_What the task asks_.
Copy every line, leaving nothing out and adding nothing.

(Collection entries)

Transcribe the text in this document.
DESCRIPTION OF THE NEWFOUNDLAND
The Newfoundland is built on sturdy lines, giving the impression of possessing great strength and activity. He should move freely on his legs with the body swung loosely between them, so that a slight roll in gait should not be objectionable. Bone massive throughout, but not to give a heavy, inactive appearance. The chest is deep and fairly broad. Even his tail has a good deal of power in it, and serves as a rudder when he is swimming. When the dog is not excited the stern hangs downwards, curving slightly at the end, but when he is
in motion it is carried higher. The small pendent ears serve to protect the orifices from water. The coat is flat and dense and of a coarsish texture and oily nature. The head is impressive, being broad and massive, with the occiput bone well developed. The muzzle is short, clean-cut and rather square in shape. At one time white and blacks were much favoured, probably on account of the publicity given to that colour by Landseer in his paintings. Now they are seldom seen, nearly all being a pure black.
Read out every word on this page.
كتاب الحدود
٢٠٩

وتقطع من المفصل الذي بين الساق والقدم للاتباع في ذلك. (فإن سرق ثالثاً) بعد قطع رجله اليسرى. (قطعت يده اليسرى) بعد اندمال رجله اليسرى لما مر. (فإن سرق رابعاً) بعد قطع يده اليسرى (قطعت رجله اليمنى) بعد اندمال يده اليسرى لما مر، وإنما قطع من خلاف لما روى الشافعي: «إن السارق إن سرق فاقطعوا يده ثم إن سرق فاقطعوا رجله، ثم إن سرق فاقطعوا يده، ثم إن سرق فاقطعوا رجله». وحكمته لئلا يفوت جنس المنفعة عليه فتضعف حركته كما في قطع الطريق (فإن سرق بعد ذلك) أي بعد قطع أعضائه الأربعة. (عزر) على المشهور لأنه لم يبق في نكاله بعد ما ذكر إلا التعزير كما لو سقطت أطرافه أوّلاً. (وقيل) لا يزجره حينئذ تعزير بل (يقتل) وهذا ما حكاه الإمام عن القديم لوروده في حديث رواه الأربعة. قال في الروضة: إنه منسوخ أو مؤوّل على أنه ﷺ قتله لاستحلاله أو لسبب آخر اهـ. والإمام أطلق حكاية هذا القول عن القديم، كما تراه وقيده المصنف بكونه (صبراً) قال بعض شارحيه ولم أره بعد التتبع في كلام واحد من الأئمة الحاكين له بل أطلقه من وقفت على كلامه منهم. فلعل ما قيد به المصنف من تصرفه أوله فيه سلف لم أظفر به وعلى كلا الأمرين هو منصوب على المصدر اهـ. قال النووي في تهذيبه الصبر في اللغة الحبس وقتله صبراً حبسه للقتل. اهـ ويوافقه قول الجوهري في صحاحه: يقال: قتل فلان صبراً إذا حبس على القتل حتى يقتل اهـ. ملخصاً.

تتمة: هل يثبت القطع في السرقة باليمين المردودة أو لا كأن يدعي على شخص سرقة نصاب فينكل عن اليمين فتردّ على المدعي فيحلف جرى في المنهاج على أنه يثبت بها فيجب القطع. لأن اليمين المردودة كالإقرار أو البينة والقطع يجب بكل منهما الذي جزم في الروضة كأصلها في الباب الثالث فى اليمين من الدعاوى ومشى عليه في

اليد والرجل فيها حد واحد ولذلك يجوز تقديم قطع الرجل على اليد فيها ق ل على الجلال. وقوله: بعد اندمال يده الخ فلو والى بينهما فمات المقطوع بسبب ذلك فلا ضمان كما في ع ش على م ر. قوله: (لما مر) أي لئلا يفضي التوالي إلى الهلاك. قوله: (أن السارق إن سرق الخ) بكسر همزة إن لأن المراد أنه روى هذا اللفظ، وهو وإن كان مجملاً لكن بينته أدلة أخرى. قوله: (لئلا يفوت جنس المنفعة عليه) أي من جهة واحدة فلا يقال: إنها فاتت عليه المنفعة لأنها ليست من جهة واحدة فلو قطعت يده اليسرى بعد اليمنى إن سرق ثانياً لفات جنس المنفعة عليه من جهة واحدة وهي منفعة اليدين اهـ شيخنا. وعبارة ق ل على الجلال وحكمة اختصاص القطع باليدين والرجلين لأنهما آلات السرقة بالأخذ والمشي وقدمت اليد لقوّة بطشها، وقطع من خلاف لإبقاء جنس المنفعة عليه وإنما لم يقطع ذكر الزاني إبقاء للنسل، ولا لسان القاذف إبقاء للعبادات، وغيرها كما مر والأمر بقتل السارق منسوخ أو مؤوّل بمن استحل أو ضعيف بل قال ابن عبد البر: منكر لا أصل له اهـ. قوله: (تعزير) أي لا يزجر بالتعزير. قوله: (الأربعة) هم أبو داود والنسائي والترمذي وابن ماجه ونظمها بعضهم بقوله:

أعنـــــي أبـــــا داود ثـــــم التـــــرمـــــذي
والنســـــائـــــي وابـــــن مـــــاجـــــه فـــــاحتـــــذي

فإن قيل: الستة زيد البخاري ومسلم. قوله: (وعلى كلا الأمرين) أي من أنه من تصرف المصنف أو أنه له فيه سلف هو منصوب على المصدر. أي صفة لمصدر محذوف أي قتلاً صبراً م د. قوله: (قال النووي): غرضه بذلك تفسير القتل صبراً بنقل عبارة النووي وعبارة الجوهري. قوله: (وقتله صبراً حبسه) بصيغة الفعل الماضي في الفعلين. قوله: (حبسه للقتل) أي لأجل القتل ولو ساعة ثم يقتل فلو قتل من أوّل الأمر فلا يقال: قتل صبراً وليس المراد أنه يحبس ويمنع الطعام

_Expected answer_.
Transcribe the text in this document.
DESCRIPTION OF THE NEWFOUNDLAND
The Newfoundland is built on sturdy lines, giving the impression of possessing great strength and activity. He should move freely on his legs with the body swung loosely between them, so that a slight roll in gait should not be objectionable. Bone massive throughout, but not to give a heavy, inactive appearance. The chest is deep and fairly broad. Even his tail has a good deal of power in it, and serves as a rudder when he is swimming. When the dog is not excited the stern hangs downwards, curving slightly at the end, but when he is
in motion it is carried higher. The small pendent ears serve to protect the orifices from water. The coat is flat and dense and of a coarsish texture and oily nature. The head is impressive, being broad and massive, with the occiput bone well developed. The muzzle is short, clean-cut and rather square in shape. At one time white and blacks were much favoured, probably on account of the publicity given to that colour by Landseer in his paintings. Now they are seldom seen, nearly all being a pure black.
Read out every word on this page.
كتاب الحدود
٢٠٩

وتقطع من المفصل الذي بين الساق والقدم للاتباع في ذلك. (فإن سرق ثالثاً) بعد قطع رجله اليسرى. (قطعت يده اليسرى) بعد اندمال رجله اليسرى لما مر. (فإن سرق رابعاً) بعد قطع يده اليسرى (قطعت رجله اليمنى) بعد اندمال يده اليسرى لما مر، وإنما قطع من خلاف لما روى الشافعي: «إن السارق إن سرق فاقطعوا يده ثم إن سرق فاقطعوا رجله، ثم إن سرق فاقطعوا يده، ثم إن سرق فاقطعوا رجله». وحكمته لئلا يفوت جنس المنفعة عليه فتضعف حركته كما في قطع الطريق (فإن سرق بعد ذلك) أي بعد قطع أعضائه الأربعة. (عزر) على المشهور لأنه لم يبق في نكاله بعد ما ذكر إلا التعزير كما لو سقطت أطرافه أوّلاً. (وقيل) لا يزجره حينئذ تعزير بل (يقتل) وهذا ما حكاه الإمام عن القديم لوروده في حديث رواه الأربعة. قال في الروضة: إنه منسوخ أو مؤوّل على أنه ﷺ قتله لاستحلاله أو لسبب آخر اهـ. والإمام أطلق حكاية هذا القول عن القديم، كما تراه وقيده المصنف بكونه (صبراً) قال بعض شارحيه ولم أره بعد التتبع في كلام واحد من الأئمة الحاكين له بل أطلقه من وقفت على كلامه منهم. فلعل ما قيد به المصنف من تصرفه أوله فيه سلف لم أظفر به وعلى كلا الأمرين هو منصوب على المصدر اهـ. قال النووي في تهذيبه الصبر في اللغة الحبس وقتله صبراً حبسه للقتل. اهـ ويوافقه قول الجوهري في صحاحه: يقال: قتل فلان صبراً إذا حبس على القتل حتى يقتل اهـ. ملخصاً.

تتمة: هل يثبت القطع في السرقة باليمين المردودة أو لا كأن يدعي على شخص سرقة نصاب فينكل عن اليمين فتردّ على المدعي فيحلف جرى في المنهاج على أنه يثبت بها فيجب القطع. لأن اليمين المردودة كالإقرار أو البينة والقطع يجب بكل منهما الذي جزم في الروضة كأصلها في الباب الثالث فى اليمين من الدعاوى ومشى عليه في

اليد والرجل فيها حد واحد ولذلك يجوز تقديم قطع الرجل على اليد فيها ق ل على الجلال. وقوله: بعد اندمال يده الخ فلو والى بينهما فمات المقطوع بسبب ذلك فلا ضمان كما في ع ش على م ر. قوله: (لما مر) أي لئلا يفضي التوالي إلى الهلاك. قوله: (أن السارق إن سرق الخ) بكسر همزة إن لأن المراد أنه روى هذا اللفظ، وهو وإن كان مجملاً لكن بينته أدلة أخرى. قوله: (لئلا يفوت جنس المنفعة عليه) أي من جهة واحدة فلا يقال: إنها فاتت عليه المنفعة لأنها ليست من جهة واحدة فلو قطعت يده اليسرى بعد اليمنى إن سرق ثانياً لفات جنس المنفعة عليه من جهة واحدة وهي منفعة اليدين اهـ شيخنا. وعبارة ق ل على الجلال وحكمة اختصاص القطع باليدين والرجلين لأنهما آلات السرقة بالأخذ والمشي وقدمت اليد لقوّة بطشها، وقطع من خلاف لإبقاء جنس المنفعة عليه وإنما لم يقطع ذكر الزاني إبقاء للنسل، ولا لسان القاذف إبقاء للعبادات، وغيرها كما مر والأمر بقتل السارق منسوخ أو مؤوّل بمن استحل أو ضعيف بل قال ابن عبد البر: منكر لا أصل له اهـ. قوله: (تعزير) أي لا يزجر بالتعزير. قوله: (الأربعة) هم أبو داود والنسائي والترمذي وابن ماجه ونظمها بعضهم بقوله:

أعنـــــي أبـــــا داود ثـــــم التـــــرمـــــذي
والنســـــائـــــي وابـــــن مـــــاجـــــه فـــــاحتـــــذي

فإن قيل: الستة زيد البخاري ومسلم. قوله: (وعلى كلا الأمرين) أي من أنه من تصرف المصنف أو أنه له فيه سلف هو منصوب على المصدر. أي صفة لمصدر محذوف أي قتلاً صبراً م د. قوله: (قال النووي): غرضه بذلك تفسير القتل صبراً بنقل عبارة النووي وعبارة الجوهري. قوله: (وقتله صبراً حبسه) بصيغة الفعل الماضي في الفعلين. قوله: (حبسه للقتل) أي لأجل القتل ولو ساعة ثم يقتل فلو قتل من أوّل الأمر فلا يقال: قتل صبراً وليس المراد أنه يحبس ويمنع الطعام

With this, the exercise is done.